**Provided records**
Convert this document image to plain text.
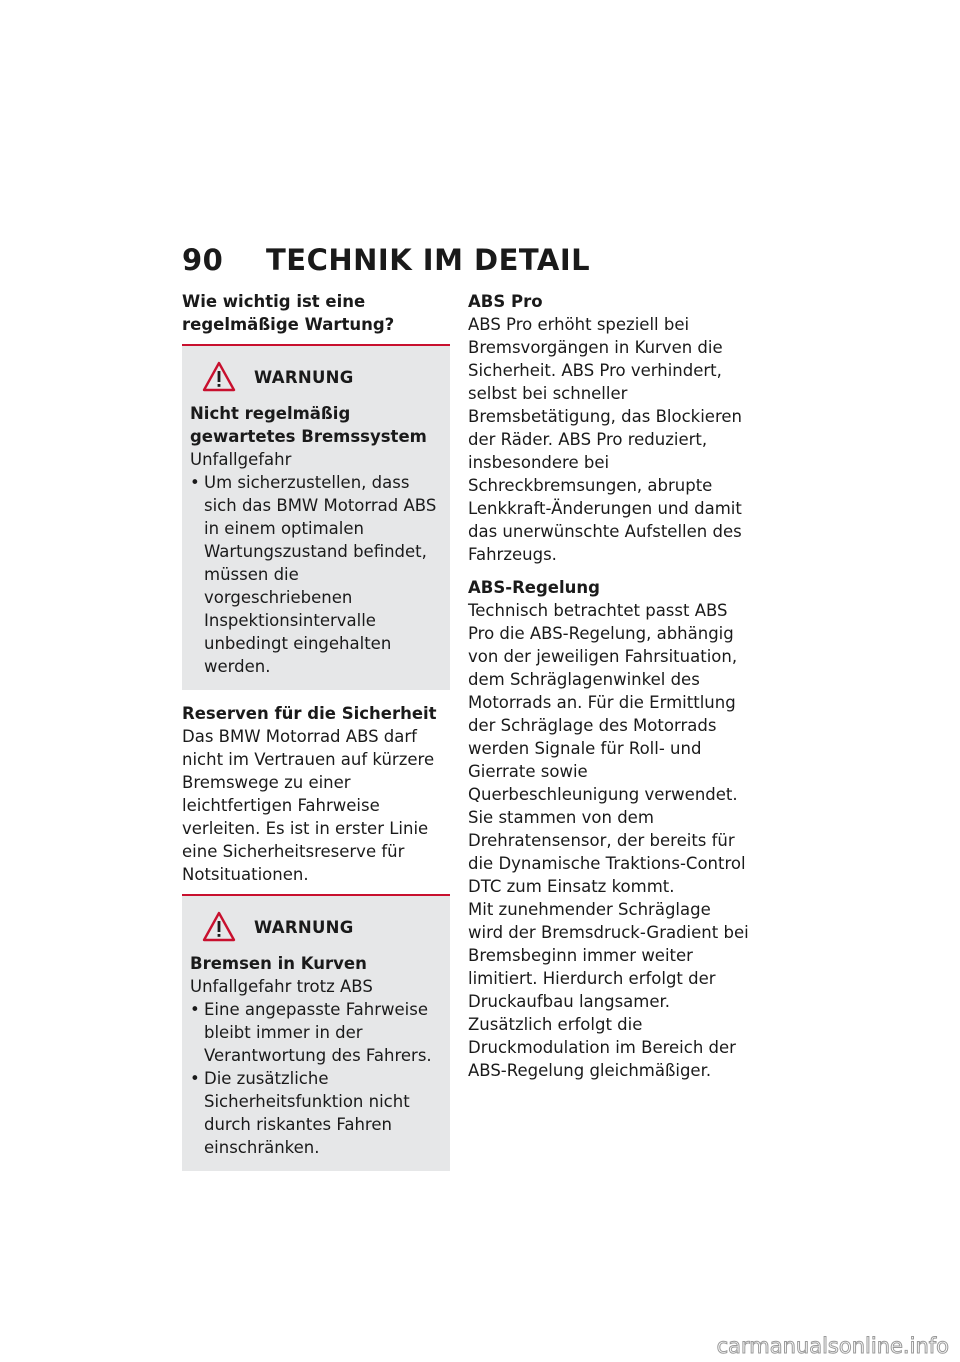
90 TECHNIK IM DETAIL
Wie wichtig ist eine regelmäßige Wartung?
WARNUNG
Nicht regelmäßig gewartetes Bremssystem
Unfallgefahr
• Um sicherzustellen, dass sich das BMW Motorrad ABS in einem optimalen Wartungszustand befindet, müssen die vorgeschriebenen Inspektionsintervalle unbedingt eingehalten werden.
Reserven für die Sicherheit
Das BMW Motorrad ABS darf nicht im Vertrauen auf kürzere Bremswege zu einer leichtfertigen Fahrweise verleiten. Es ist in erster Linie eine Sicherheitsreserve für Notsituationen.
WARNUNG
Bremsen in Kurven
Unfallgefahr trotz ABS
• Eine angepasste Fahrweise bleibt immer in der Verantwortung des Fahrers.
• Die zusätzliche Sicherheitsfunktion nicht durch riskantes Fahren einschränken.
ABS Pro
ABS Pro erhöht speziell bei Bremsvorgängen in Kurven die Sicherheit. ABS Pro verhindert, selbst bei schneller Bremsbetätigung, das Blockieren der Räder. ABS Pro reduziert, insbesondere bei Schreckbremsungen, abrupte Lenkkraft-Änderungen und damit das unerwünschte Aufstellen des Fahrzeugs.
ABS-Regelung
Technisch betrachtet passt ABS Pro die ABS-Regelung, abhängig von der jeweiligen Fahrsituation, dem Schräglagenwinkel des Motorrads an. Für die Ermittlung der Schräglage des Motorrads werden Signale für Roll- und Gierrate sowie Querbeschleunigung verwendet. Sie stammen von dem Drehratensensor, der bereits für die Dynamische Traktions-Control DTC zum Einsatz kommt.
Mit zunehmender Schräglage wird der Bremsdruck-Gradient bei Bremsbeginn immer weiter limitiert. Hierdurch erfolgt der Druckaufbau langsamer. Zusätzlich erfolgt die Druckmodulation im Bereich der ABS-Regelung gleichmäßiger.
carmanualsonline.info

**Problem**
Print the complete listing exactly, apart from any pictures.

**Response to this exercise**
Convert this document image to plain text.
90 TECHNIK IM DETAIL
Wie wichtig ist eine regelmäßige Wartung?
WARNUNG
Nicht regelmäßig gewartetes Bremssystem
Unfallgefahr
• Um sicherzustellen, dass sich das BMW Motorrad ABS in einem optimalen Wartungszustand befindet, müssen die vorgeschriebenen Inspektionsintervalle unbedingt eingehalten werden.
Reserven für die Sicherheit
Das BMW Motorrad ABS darf nicht im Vertrauen auf kürzere Bremswege zu einer leichtfertigen Fahrweise verleiten. Es ist in erster Linie eine Sicherheitsreserve für Notsituationen.
WARNUNG
Bremsen in Kurven
Unfallgefahr trotz ABS
• Eine angepasste Fahrweise bleibt immer in der Verantwortung des Fahrers.
• Die zusätzliche Sicherheitsfunktion nicht durch riskantes Fahren einschränken.
ABS Pro
ABS Pro erhöht speziell bei Bremsvorgängen in Kurven die Sicherheit. ABS Pro verhindert, selbst bei schneller Bremsbetätigung, das Blockieren der Räder. ABS Pro reduziert, insbesondere bei Schreckbremsungen, abrupte Lenkkraft-Änderungen und damit das unerwünschte Aufstellen des Fahrzeugs.
ABS-Regelung
Technisch betrachtet passt ABS Pro die ABS-Regelung, abhängig von der jeweiligen Fahrsituation, dem Schräglagenwinkel des Motorrads an. Für die Ermittlung der Schräglage des Motorrads werden Signale für Roll- und Gierrate sowie Querbeschleunigung verwendet. Sie stammen von dem Drehratensensor, der bereits für die Dynamische Traktions-Control DTC zum Einsatz kommt.
Mit zunehmender Schräglage wird der Bremsdruck-Gradient bei Bremsbeginn immer weiter limitiert. Hierdurch erfolgt der Druckaufbau langsamer. Zusätzlich erfolgt die Druckmodulation im Bereich der ABS-Regelung gleichmäßiger.
carmanualsonline.info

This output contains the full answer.